▶ Stated task
Copy the lines holding the word "title", all of them.

####################

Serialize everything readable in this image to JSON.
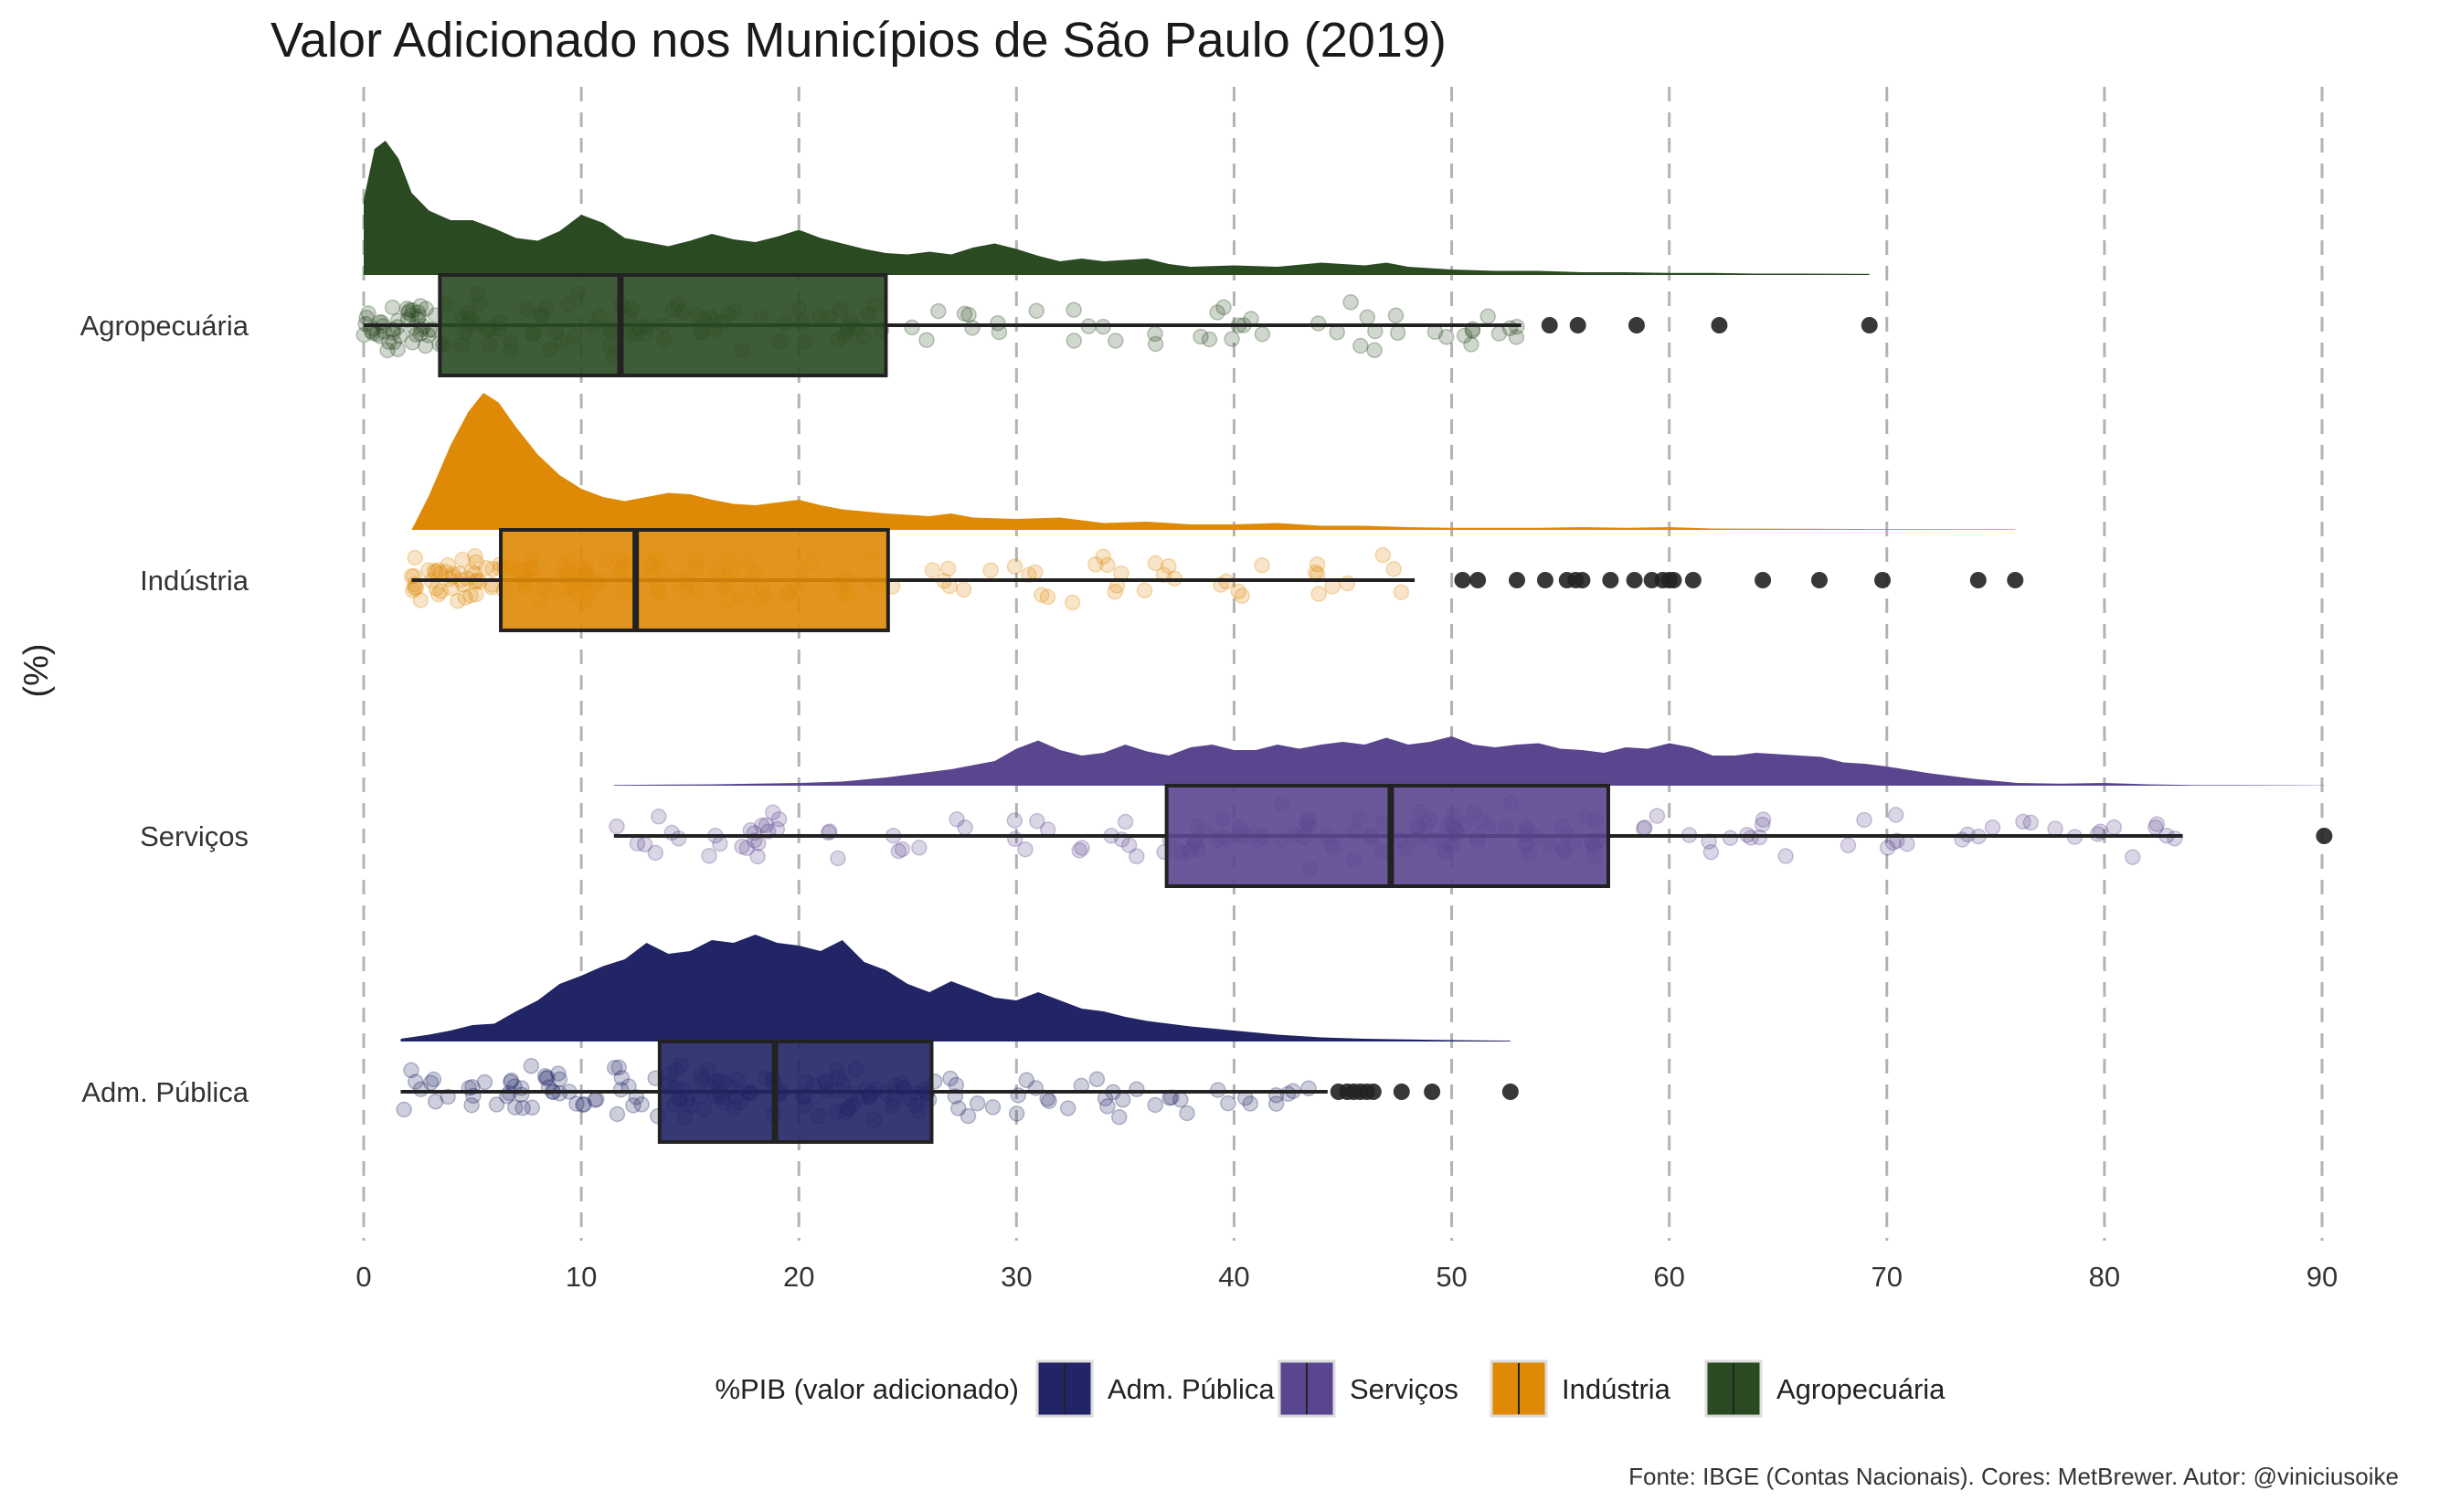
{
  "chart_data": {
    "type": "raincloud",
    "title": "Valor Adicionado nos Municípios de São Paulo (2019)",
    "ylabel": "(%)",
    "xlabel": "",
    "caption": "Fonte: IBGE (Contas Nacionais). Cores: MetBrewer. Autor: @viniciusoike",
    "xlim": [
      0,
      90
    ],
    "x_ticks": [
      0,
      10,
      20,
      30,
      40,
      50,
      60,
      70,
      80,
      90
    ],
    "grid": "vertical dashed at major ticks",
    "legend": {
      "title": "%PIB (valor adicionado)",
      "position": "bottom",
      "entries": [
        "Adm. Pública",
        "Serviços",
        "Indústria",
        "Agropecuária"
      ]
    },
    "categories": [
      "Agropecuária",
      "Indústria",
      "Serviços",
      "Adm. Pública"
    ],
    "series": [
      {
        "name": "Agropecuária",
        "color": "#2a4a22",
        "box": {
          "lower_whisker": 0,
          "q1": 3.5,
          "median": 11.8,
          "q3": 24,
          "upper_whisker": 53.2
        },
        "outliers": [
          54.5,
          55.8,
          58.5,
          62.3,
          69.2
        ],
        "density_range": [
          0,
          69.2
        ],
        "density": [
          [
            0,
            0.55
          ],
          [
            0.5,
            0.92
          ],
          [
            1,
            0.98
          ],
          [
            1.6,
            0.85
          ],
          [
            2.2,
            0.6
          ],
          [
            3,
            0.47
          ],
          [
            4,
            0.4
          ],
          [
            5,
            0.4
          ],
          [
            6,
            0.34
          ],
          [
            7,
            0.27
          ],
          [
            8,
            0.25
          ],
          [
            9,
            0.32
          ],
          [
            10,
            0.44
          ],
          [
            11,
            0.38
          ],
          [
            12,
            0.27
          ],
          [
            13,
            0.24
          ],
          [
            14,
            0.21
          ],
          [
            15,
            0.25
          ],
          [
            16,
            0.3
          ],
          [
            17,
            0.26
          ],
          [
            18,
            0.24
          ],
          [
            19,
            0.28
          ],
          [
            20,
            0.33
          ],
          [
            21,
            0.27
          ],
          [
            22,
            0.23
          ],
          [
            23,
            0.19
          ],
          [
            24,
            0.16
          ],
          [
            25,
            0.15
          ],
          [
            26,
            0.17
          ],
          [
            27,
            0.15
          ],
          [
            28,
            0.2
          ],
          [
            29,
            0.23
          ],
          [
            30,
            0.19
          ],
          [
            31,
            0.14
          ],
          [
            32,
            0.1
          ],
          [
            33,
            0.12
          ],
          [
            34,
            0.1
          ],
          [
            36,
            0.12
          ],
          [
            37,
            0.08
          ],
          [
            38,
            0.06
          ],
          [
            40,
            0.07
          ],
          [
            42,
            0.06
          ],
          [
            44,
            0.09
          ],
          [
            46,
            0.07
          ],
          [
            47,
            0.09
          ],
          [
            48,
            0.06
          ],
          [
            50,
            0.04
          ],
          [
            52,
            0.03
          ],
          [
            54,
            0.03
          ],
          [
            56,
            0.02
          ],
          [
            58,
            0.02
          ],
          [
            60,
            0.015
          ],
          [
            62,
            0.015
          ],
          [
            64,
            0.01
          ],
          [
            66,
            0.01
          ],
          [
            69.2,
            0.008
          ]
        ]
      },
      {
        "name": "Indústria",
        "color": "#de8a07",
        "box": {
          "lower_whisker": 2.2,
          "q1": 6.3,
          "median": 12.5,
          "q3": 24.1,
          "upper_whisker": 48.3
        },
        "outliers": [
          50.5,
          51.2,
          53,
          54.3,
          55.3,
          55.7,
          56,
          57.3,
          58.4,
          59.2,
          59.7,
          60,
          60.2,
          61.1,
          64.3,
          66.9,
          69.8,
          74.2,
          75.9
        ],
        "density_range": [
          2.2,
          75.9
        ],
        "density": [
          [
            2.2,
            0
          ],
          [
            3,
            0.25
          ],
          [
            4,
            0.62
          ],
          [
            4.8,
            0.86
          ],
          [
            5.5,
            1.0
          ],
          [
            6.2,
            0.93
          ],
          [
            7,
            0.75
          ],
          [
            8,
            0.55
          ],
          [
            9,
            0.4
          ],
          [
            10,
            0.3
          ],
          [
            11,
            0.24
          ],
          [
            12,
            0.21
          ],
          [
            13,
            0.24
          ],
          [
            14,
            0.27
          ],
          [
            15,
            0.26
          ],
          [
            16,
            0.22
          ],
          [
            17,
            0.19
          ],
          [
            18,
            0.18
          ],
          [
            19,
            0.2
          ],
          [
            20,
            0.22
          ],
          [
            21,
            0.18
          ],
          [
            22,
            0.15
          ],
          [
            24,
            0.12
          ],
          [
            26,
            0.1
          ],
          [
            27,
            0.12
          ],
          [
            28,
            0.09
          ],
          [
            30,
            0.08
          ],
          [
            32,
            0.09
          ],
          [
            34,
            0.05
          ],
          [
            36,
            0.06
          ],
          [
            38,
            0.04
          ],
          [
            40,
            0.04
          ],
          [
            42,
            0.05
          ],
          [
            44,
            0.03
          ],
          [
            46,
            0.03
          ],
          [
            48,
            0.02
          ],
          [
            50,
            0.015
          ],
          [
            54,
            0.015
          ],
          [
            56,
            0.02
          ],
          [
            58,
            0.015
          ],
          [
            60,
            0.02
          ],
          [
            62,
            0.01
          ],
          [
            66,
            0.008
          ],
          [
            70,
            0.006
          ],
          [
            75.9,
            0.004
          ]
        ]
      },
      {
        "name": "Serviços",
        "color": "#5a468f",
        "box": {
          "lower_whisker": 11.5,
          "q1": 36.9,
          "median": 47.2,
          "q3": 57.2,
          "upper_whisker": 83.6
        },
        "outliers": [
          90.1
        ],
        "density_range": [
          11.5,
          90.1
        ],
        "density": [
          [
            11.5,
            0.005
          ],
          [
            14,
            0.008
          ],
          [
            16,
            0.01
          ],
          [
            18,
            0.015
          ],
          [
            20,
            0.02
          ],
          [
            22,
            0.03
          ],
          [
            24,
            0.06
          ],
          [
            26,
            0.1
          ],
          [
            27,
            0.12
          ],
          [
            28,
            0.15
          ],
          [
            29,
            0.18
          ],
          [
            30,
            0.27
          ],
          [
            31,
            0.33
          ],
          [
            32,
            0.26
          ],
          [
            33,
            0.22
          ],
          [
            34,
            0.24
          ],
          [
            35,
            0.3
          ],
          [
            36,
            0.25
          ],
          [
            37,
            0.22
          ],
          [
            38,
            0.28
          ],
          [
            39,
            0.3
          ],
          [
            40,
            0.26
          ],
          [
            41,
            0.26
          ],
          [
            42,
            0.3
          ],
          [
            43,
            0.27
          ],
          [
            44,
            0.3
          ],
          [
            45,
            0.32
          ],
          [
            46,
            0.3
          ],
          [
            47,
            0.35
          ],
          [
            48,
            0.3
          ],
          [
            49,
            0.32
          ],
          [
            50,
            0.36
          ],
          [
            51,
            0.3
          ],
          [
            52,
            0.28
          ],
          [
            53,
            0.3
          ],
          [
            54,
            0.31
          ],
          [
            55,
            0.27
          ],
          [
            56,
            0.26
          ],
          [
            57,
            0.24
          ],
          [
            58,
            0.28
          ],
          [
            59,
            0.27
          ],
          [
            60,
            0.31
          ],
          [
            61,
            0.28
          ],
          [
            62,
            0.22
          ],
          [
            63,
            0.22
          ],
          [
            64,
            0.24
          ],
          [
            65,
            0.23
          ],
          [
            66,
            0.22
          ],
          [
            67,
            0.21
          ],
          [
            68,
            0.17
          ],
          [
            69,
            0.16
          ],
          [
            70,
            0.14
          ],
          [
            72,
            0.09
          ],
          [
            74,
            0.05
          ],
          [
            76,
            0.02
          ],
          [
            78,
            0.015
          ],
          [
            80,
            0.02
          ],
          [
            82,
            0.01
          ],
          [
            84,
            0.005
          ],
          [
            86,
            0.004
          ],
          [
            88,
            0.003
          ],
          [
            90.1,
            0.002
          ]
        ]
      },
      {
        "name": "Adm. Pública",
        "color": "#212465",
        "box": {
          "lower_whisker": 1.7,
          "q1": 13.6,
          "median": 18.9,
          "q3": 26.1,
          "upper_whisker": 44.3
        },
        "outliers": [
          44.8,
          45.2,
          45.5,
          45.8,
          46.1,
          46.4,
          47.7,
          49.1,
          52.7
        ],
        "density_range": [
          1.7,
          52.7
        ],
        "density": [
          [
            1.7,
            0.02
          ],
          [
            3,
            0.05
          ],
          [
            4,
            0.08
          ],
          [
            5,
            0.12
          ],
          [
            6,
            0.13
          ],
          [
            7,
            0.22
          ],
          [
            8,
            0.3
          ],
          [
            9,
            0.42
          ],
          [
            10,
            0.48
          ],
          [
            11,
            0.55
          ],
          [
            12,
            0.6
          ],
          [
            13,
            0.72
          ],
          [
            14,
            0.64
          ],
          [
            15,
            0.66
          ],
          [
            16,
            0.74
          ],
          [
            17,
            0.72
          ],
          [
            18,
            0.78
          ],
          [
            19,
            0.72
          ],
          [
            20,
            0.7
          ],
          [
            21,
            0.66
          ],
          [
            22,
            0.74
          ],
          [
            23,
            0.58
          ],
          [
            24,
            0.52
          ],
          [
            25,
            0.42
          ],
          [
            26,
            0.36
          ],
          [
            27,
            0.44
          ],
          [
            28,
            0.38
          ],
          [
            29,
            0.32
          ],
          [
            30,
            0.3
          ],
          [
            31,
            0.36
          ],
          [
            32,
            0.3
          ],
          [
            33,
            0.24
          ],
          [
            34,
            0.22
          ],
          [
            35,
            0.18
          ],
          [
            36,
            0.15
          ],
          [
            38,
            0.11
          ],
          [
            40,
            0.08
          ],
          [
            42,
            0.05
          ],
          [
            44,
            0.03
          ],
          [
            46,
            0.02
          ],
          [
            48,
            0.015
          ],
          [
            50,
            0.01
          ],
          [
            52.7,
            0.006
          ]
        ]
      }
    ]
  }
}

####################

▶ Solution below
    "title": "Valor Adicionado nos Municípios de São Paulo (2019)",
      "title": "%PIB (valor adicionado)",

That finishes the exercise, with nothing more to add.